- **WHAT THE TASK ASKS**:
Reproduce each record exactly.

>> start DATA TO PROCESS

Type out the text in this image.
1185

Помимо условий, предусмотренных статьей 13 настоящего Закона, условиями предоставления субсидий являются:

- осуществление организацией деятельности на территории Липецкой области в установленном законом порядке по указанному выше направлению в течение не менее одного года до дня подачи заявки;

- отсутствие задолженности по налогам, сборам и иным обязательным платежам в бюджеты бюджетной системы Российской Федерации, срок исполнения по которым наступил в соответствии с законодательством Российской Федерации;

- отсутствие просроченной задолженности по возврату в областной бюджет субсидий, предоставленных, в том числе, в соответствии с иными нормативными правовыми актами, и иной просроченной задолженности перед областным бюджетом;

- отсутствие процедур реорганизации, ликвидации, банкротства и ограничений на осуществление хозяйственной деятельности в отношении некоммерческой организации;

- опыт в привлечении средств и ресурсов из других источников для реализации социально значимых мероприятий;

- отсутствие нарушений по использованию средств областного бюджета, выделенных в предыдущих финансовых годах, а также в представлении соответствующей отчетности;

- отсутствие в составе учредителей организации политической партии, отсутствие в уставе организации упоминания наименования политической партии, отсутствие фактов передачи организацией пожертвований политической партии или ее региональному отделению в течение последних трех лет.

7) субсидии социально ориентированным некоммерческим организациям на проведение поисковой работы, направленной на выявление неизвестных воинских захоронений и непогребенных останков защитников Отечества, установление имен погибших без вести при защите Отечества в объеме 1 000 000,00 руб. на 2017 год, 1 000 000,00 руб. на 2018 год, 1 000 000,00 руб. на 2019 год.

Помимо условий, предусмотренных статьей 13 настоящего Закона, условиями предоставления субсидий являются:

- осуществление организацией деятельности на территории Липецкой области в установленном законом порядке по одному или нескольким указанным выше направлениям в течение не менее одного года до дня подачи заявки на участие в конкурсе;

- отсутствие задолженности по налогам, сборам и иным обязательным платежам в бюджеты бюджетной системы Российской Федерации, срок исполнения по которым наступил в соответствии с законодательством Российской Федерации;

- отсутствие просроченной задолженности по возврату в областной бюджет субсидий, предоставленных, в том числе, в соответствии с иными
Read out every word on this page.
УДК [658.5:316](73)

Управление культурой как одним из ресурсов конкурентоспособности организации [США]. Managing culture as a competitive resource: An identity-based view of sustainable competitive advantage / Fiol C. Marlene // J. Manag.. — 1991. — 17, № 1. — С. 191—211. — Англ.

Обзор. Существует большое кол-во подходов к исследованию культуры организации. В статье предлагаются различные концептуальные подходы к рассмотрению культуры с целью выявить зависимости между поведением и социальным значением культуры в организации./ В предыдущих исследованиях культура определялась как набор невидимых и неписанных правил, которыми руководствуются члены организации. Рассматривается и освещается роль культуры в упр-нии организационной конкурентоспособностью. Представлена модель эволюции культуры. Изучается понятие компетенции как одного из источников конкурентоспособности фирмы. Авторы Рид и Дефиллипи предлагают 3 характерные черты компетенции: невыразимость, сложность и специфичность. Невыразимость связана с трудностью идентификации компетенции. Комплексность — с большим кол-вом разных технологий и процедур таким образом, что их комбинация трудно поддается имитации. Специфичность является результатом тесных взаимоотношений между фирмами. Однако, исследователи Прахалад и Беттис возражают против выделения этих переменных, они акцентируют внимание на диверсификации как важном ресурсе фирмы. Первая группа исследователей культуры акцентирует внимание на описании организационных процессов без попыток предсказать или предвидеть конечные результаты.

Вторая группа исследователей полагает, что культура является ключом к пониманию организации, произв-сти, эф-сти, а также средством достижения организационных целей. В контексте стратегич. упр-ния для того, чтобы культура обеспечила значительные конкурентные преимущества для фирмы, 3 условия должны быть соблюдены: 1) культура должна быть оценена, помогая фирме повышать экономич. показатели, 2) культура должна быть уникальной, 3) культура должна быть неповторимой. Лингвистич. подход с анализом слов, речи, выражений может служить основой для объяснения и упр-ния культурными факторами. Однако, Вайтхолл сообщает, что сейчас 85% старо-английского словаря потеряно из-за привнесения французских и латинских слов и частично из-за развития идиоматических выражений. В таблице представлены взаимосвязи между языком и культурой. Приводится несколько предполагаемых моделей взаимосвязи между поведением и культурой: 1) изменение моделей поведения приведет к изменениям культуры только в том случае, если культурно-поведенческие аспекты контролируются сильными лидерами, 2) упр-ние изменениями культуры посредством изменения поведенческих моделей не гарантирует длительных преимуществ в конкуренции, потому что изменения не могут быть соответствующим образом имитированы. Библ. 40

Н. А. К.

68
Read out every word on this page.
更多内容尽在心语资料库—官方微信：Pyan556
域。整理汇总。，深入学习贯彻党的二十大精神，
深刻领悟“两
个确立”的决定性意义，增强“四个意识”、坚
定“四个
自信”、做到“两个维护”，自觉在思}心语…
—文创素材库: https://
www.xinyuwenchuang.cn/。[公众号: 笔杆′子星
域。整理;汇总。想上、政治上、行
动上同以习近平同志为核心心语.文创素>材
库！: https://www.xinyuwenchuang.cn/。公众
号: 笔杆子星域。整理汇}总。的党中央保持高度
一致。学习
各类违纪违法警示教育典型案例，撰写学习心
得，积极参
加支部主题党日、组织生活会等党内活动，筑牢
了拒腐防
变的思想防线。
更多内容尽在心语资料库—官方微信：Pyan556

>> end DATA TO PROCESS

- **ANSWER FOR THIS EXERCISE**:
Type out the text in this image.
1185

Помимо условий, предусмотренных статьей 13 настоящего Закона, условиями предоставления субсидий являются:

- осуществление организацией деятельности на территории Липецкой области в установленном законом порядке по указанному выше направлению в течение не менее одного года до дня подачи заявки;

- отсутствие задолженности по налогам, сборам и иным обязательным платежам в бюджеты бюджетной системы Российской Федерации, срок исполнения по которым наступил в соответствии с законодательством Российской Федерации;

- отсутствие просроченной задолженности по возврату в областной бюджет субсидий, предоставленных, в том числе, в соответствии с иными нормативными правовыми актами, и иной просроченной задолженности перед областным бюджетом;

- отсутствие процедур реорганизации, ликвидации, банкротства и ограничений на осуществление хозяйственной деятельности в отношении некоммерческой организации;

- опыт в привлечении средств и ресурсов из других источников для реализации социально значимых мероприятий;

- отсутствие нарушений по использованию средств областного бюджета, выделенных в предыдущих финансовых годах, а также в представлении соответствующей отчетности;

- отсутствие в составе учредителей организации политической партии, отсутствие в уставе организации упоминания наименования политической партии, отсутствие фактов передачи организацией пожертвований политической партии или ее региональному отделению в течение последних трех лет.

7) субсидии социально ориентированным некоммерческим организациям на проведение поисковой работы, направленной на выявление неизвестных воинских захоронений и непогребенных останков защитников Отечества, установление имен погибших без вести при защите Отечества в объеме 1 000 000,00 руб. на 2017 год, 1 000 000,00 руб. на 2018 год, 1 000 000,00 руб. на 2019 год.

Помимо условий, предусмотренных статьей 13 настоящего Закона, условиями предоставления субсидий являются:

- осуществление организацией деятельности на территории Липецкой области в установленном законом порядке по одному или нескольким указанным выше направлениям в течение не менее одного года до дня подачи заявки на участие в конкурсе;

- отсутствие задолженности по налогам, сборам и иным обязательным платежам в бюджеты бюджетной системы Российской Федерации, срок исполнения по которым наступил в соответствии с законодательством Российской Федерации;

- отсутствие просроченной задолженности по возврату в областной бюджет субсидий, предоставленных, в том числе, в соответствии с иными
Read out every word on this page.
УДК [658.5:316](73)

Управление культурой как одним из ресурсов конкурентоспособности организации [США]. Managing culture as a competitive resource: An identity-based view of sustainable competitive advantage / Fiol C. Marlene // J. Manag.. — 1991. — 17, № 1. — С. 191—211. — Англ.

Обзор. Существует большое кол-во подходов к исследованию культуры организации. В статье предлагаются различные концептуальные подходы к рассмотрению культуры с целью выявить зависимости между поведением и социальным значением культуры в организации./ В предыдущих исследованиях культура определялась как набор невидимых и неписанных правил, которыми руководствуются члены организации. Рассматривается и освещается роль культуры в упр-нии организационной конкурентоспособностью. Представлена модель эволюции культуры. Изучается понятие компетенции как одного из источников конкурентоспособности фирмы. Авторы Рид и Дефиллипи предлагают 3 характерные черты компетенции: невыразимость, сложность и специфичность. Невыразимость связана с трудностью идентификации компетенции. Комплексность — с большим кол-вом разных технологий и процедур таким образом, что их комбинация трудно поддается имитации. Специфичность является результатом тесных взаимоотношений между фирмами. Однако, исследователи Прахалад и Беттис возражают против выделения этих переменных, они акцентируют внимание на диверсификации как важном ресурсе фирмы. Первая группа исследователей культуры акцентирует внимание на описании организационных процессов без попыток предсказать или предвидеть конечные результаты.

Вторая группа исследователей полагает, что культура является ключом к пониманию организации, произв-сти, эф-сти, а также средством достижения организационных целей. В контексте стратегич. упр-ния для того, чтобы культура обеспечила значительные конкурентные преимущества для фирмы, 3 условия должны быть соблюдены: 1) культура должна быть оценена, помогая фирме повышать экономич. показатели, 2) культура должна быть уникальной, 3) культура должна быть неповторимой. Лингвистич. подход с анализом слов, речи, выражений может служить основой для объяснения и упр-ния культурными факторами. Однако, Вайтхолл сообщает, что сейчас 85% старо-английского словаря потеряно из-за привнесения французских и латинских слов и частично из-за развития идиоматических выражений. В таблице представлены взаимосвязи между языком и культурой. Приводится несколько предполагаемых моделей взаимосвязи между поведением и культурой: 1) изменение моделей поведения приведет к изменениям культуры только в том случае, если культурно-поведенческие аспекты контролируются сильными лидерами, 2) упр-ние изменениями культуры посредством изменения поведенческих моделей не гарантирует длительных преимуществ в конкуренции, потому что изменения не могут быть соответствующим образом имитированы. Библ. 40

Н. А. К.

68
Read out every word on this page.
更多内容尽在心语资料库—官方微信：Pyan556
域。整理汇总。，深入学习贯彻党的二十大精神，
深刻领悟“两
个确立”的决定性意义，增强“四个意识”、坚
定“四个
自信”、做到“两个维护”，自觉在思}心语…
—文创素材库: https://
www.xinyuwenchuang.cn/。[公众号: 笔杆′子星
域。整理;汇总。想上、政治上、行
动上同以习近平同志为核心心语.文创素>材
库！: https://www.xinyuwenchuang.cn/。公众
号: 笔杆子星域。整理汇}总。的党中央保持高度
一致。学习
各类违纪违法警示教育典型案例，撰写学习心
得，积极参
加支部主题党日、组织生活会等党内活动，筑牢
了拒腐防
变的思想防线。
更多内容尽在心语资料库—官方微信：Pyan556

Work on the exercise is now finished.